Text content records for pages:
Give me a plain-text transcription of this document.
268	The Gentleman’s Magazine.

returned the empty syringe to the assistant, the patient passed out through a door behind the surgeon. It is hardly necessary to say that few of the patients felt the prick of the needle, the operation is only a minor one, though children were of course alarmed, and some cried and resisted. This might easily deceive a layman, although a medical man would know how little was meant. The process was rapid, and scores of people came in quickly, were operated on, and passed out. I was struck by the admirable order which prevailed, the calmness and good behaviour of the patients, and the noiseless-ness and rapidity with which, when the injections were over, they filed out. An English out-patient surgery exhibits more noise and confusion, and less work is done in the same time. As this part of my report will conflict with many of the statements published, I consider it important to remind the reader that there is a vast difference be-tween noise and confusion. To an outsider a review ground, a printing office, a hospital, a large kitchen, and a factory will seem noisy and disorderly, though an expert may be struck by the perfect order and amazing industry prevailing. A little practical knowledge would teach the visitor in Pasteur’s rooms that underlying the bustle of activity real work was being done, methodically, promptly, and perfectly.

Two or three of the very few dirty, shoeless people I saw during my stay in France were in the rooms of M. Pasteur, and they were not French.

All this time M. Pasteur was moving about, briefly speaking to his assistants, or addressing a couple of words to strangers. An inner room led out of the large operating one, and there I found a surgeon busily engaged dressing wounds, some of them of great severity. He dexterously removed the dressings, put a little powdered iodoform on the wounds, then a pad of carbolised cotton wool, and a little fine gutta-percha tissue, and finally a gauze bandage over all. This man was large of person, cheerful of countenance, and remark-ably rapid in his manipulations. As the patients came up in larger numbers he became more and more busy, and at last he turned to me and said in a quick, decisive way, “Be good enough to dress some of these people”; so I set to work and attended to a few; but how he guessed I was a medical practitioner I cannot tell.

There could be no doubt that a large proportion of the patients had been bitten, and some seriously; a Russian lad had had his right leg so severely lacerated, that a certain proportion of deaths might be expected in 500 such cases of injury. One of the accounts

ACTIVITY: Every record above belongs in the answer, reproduced exactly.

TASK RESPONSE:
Give me a plain-text transcription of this document.
268	The Gentleman’s Magazine.

returned the empty syringe to the assistant, the patient passed out through a door behind the surgeon. It is hardly necessary to say that few of the patients felt the prick of the needle, the operation is only a minor one, though children were of course alarmed, and some cried and resisted. This might easily deceive a layman, although a medical man would know how little was meant. The process was rapid, and scores of people came in quickly, were operated on, and passed out. I was struck by the admirable order which prevailed, the calmness and good behaviour of the patients, and the noiseless-ness and rapidity with which, when the injections were over, they filed out. An English out-patient surgery exhibits more noise and confusion, and less work is done in the same time. As this part of my report will conflict with many of the statements published, I consider it important to remind the reader that there is a vast difference be-tween noise and confusion. To an outsider a review ground, a printing office, a hospital, a large kitchen, and a factory will seem noisy and disorderly, though an expert may be struck by the perfect order and amazing industry prevailing. A little practical knowledge would teach the visitor in Pasteur’s rooms that underlying the bustle of activity real work was being done, methodically, promptly, and perfectly.

Two or three of the very few dirty, shoeless people I saw during my stay in France were in the rooms of M. Pasteur, and they were not French.

All this time M. Pasteur was moving about, briefly speaking to his assistants, or addressing a couple of words to strangers. An inner room led out of the large operating one, and there I found a surgeon busily engaged dressing wounds, some of them of great severity. He dexterously removed the dressings, put a little powdered iodoform on the wounds, then a pad of carbolised cotton wool, and a little fine gutta-percha tissue, and finally a gauze bandage over all. This man was large of person, cheerful of countenance, and remark-ably rapid in his manipulations. As the patients came up in larger numbers he became more and more busy, and at last he turned to me and said in a quick, decisive way, “Be good enough to dress some of these people”; so I set to work and attended to a few; but how he guessed I was a medical practitioner I cannot tell.

There could be no doubt that a large proportion of the patients had been bitten, and some seriously; a Russian lad had had his right leg so severely lacerated, that a certain proportion of deaths might be expected in 500 such cases of injury. One of the accounts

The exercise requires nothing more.